AIM OF THE EXERCISE
Print all the entries verbatim.

MATERIAL FOR THIS TASK
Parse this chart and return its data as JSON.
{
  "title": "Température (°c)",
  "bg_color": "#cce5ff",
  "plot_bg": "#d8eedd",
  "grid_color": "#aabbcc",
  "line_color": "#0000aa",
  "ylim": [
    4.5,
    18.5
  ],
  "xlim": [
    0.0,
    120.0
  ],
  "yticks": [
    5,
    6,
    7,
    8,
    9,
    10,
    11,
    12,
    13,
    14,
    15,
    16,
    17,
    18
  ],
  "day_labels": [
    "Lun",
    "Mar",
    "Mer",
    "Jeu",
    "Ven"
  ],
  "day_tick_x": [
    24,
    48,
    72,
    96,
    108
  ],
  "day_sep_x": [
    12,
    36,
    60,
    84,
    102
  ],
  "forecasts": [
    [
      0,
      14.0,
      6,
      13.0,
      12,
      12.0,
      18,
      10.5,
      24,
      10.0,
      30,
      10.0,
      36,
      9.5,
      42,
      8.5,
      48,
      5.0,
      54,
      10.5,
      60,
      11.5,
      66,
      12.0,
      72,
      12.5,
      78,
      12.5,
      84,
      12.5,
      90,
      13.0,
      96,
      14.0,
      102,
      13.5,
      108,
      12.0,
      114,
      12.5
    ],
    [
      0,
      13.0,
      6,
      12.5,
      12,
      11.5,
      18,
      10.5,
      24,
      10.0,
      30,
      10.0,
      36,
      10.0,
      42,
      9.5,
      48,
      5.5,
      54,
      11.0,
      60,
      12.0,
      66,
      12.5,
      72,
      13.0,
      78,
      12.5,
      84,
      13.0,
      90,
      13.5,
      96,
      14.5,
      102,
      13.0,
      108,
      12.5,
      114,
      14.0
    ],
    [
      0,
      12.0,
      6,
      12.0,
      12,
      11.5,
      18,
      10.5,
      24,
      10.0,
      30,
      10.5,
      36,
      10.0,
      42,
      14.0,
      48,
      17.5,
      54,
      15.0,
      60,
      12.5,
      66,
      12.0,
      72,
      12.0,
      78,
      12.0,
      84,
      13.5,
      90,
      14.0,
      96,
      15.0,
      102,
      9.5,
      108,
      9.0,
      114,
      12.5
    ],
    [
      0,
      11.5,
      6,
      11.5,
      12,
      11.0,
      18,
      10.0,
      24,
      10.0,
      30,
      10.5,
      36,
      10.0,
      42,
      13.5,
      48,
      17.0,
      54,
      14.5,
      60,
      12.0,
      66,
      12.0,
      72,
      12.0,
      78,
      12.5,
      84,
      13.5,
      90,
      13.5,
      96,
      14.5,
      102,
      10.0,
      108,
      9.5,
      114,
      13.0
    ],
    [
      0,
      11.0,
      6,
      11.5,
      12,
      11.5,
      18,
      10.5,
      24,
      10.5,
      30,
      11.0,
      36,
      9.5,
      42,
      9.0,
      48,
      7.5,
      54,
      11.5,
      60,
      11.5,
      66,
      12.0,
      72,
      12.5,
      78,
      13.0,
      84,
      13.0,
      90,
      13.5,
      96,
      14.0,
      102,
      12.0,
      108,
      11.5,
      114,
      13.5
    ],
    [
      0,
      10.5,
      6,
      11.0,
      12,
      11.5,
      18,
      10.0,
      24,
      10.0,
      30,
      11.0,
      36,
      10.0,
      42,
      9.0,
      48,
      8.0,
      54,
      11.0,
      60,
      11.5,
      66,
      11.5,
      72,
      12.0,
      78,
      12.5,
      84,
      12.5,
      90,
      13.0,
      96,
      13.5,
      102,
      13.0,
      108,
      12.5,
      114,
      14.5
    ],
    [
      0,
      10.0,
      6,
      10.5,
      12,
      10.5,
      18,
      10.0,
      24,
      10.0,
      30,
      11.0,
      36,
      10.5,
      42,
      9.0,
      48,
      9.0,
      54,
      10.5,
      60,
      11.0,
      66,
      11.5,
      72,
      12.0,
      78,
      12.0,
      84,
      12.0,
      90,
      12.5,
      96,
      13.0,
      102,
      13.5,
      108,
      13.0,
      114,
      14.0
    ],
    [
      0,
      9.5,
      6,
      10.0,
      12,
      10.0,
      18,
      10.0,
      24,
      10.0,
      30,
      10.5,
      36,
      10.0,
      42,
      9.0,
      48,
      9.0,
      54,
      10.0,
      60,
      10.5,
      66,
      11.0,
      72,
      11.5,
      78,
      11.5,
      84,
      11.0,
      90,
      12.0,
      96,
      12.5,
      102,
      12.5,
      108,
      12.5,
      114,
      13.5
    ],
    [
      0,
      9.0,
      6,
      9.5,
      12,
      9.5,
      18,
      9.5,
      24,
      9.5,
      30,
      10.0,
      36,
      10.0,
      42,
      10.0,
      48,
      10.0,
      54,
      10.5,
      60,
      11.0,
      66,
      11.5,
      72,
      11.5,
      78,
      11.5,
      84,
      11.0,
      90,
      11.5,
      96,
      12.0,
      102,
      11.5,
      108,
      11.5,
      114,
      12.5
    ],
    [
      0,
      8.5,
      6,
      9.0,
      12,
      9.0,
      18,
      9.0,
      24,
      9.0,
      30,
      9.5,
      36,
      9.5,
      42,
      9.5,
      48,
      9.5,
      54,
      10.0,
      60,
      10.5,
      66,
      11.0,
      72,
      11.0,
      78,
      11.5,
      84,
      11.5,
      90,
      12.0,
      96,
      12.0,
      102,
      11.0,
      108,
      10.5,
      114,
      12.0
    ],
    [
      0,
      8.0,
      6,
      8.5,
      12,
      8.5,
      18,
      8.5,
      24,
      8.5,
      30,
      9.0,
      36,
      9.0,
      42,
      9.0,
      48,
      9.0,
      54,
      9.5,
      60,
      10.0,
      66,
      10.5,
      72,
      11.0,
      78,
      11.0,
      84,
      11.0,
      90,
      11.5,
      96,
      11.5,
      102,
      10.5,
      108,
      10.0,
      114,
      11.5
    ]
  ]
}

ANSWER
Parse this chart and return its data as JSON.
{
  "title": "Température (°c)",
  "bg_color": "#cce5ff",
  "plot_bg": "#d8eedd",
  "grid_color": "#aabbcc",
  "line_color": "#0000aa",
  "ylim": [
    4.5,
    18.5
  ],
  "xlim": [
    0.0,
    120.0
  ],
  "yticks": [
    5,
    6,
    7,
    8,
    9,
    10,
    11,
    12,
    13,
    14,
    15,
    16,
    17,
    18
  ],
  "day_labels": [
    "Lun",
    "Mar",
    "Mer",
    "Jeu",
    "Ven"
  ],
  "day_tick_x": [
    24,
    48,
    72,
    96,
    108
  ],
  "day_sep_x": [
    12,
    36,
    60,
    84,
    102
  ],
  "forecasts": [
    [
      0,
      14.0,
      6,
      13.0,
      12,
      12.0,
      18,
      10.5,
      24,
      10.0,
      30,
      10.0,
      36,
      9.5,
      42,
      8.5,
      48,
      5.0,
      54,
      10.5,
      60,
      11.5,
      66,
      12.0,
      72,
      12.5,
      78,
      12.5,
      84,
      12.5,
      90,
      13.0,
      96,
      14.0,
      102,
      13.5,
      108,
      12.0,
      114,
      12.5
    ],
    [
      0,
      13.0,
      6,
      12.5,
      12,
      11.5,
      18,
      10.5,
      24,
      10.0,
      30,
      10.0,
      36,
      10.0,
      42,
      9.5,
      48,
      5.5,
      54,
      11.0,
      60,
      12.0,
      66,
      12.5,
      72,
      13.0,
      78,
      12.5,
      84,
      13.0,
      90,
      13.5,
      96,
      14.5,
      102,
      13.0,
      108,
      12.5,
      114,
      14.0
    ],
    [
      0,
      12.0,
      6,
      12.0,
      12,
      11.5,
      18,
      10.5,
      24,
      10.0,
      30,
      10.5,
      36,
      10.0,
      42,
      14.0,
      48,
      17.5,
      54,
      15.0,
      60,
      12.5,
      66,
      12.0,
      72,
      12.0,
      78,
      12.0,
      84,
      13.5,
      90,
      14.0,
      96,
      15.0,
      102,
      9.5,
      108,
      9.0,
      114,
      12.5
    ],
    [
      0,
      11.5,
      6,
      11.5,
      12,
      11.0,
      18,
      10.0,
      24,
      10.0,
      30,
      10.5,
      36,
      10.0,
      42,
      13.5,
      48,
      17.0,
      54,
      14.5,
      60,
      12.0,
      66,
      12.0,
      72,
      12.0,
      78,
      12.5,
      84,
      13.5,
      90,
      13.5,
      96,
      14.5,
      102,
      10.0,
      108,
      9.5,
      114,
      13.0
    ],
    [
      0,
      11.0,
      6,
      11.5,
      12,
      11.5,
      18,
      10.5,
      24,
      10.5,
      30,
      11.0,
      36,
      9.5,
      42,
      9.0,
      48,
      7.5,
      54,
      11.5,
      60,
      11.5,
      66,
      12.0,
      72,
      12.5,
      78,
      13.0,
      84,
      13.0,
      90,
      13.5,
      96,
      14.0,
      102,
      12.0,
      108,
      11.5,
      114,
      13.5
    ],
    [
      0,
      10.5,
      6,
      11.0,
      12,
      11.5,
      18,
      10.0,
      24,
      10.0,
      30,
      11.0,
      36,
      10.0,
      42,
      9.0,
      48,
      8.0,
      54,
      11.0,
      60,
      11.5,
      66,
      11.5,
      72,
      12.0,
      78,
      12.5,
      84,
      12.5,
      90,
      13.0,
      96,
      13.5,
      102,
      13.0,
      108,
      12.5,
      114,
      14.5
    ],
    [
      0,
      10.0,
      6,
      10.5,
      12,
      10.5,
      18,
      10.0,
      24,
      10.0,
      30,
      11.0,
      36,
      10.5,
      42,
      9.0,
      48,
      9.0,
      54,
      10.5,
      60,
      11.0,
      66,
      11.5,
      72,
      12.0,
      78,
      12.0,
      84,
      12.0,
      90,
      12.5,
      96,
      13.0,
      102,
      13.5,
      108,
      13.0,
      114,
      14.0
    ],
    [
      0,
      9.5,
      6,
      10.0,
      12,
      10.0,
      18,
      10.0,
      24,
      10.0,
      30,
      10.5,
      36,
      10.0,
      42,
      9.0,
      48,
      9.0,
      54,
      10.0,
      60,
      10.5,
      66,
      11.0,
      72,
      11.5,
      78,
      11.5,
      84,
      11.0,
      90,
      12.0,
      96,
      12.5,
      102,
      12.5,
      108,
      12.5,
      114,
      13.5
    ],
    [
      0,
      9.0,
      6,
      9.5,
      12,
      9.5,
      18,
      9.5,
      24,
      9.5,
      30,
      10.0,
      36,
      10.0,
      42,
      10.0,
      48,
      10.0,
      54,
      10.5,
      60,
      11.0,
      66,
      11.5,
      72,
      11.5,
      78,
      11.5,
      84,
      11.0,
      90,
      11.5,
      96,
      12.0,
      102,
      11.5,
      108,
      11.5,
      114,
      12.5
    ],
    [
      0,
      8.5,
      6,
      9.0,
      12,
      9.0,
      18,
      9.0,
      24,
      9.0,
      30,
      9.5,
      36,
      9.5,
      42,
      9.5,
      48,
      9.5,
      54,
      10.0,
      60,
      10.5,
      66,
      11.0,
      72,
      11.0,
      78,
      11.5,
      84,
      11.5,
      90,
      12.0,
      96,
      12.0,
      102,
      11.0,
      108,
      10.5,
      114,
      12.0
    ],
    [
      0,
      8.0,
      6,
      8.5,
      12,
      8.5,
      18,
      8.5,
      24,
      8.5,
      30,
      9.0,
      36,
      9.0,
      42,
      9.0,
      48,
      9.0,
      54,
      9.5,
      60,
      10.0,
      66,
      10.5,
      72,
      11.0,
      78,
      11.0,
      84,
      11.0,
      90,
      11.5,
      96,
      11.5,
      102,
      10.5,
      108,
      10.0,
      114,
      11.5
    ]
  ]
}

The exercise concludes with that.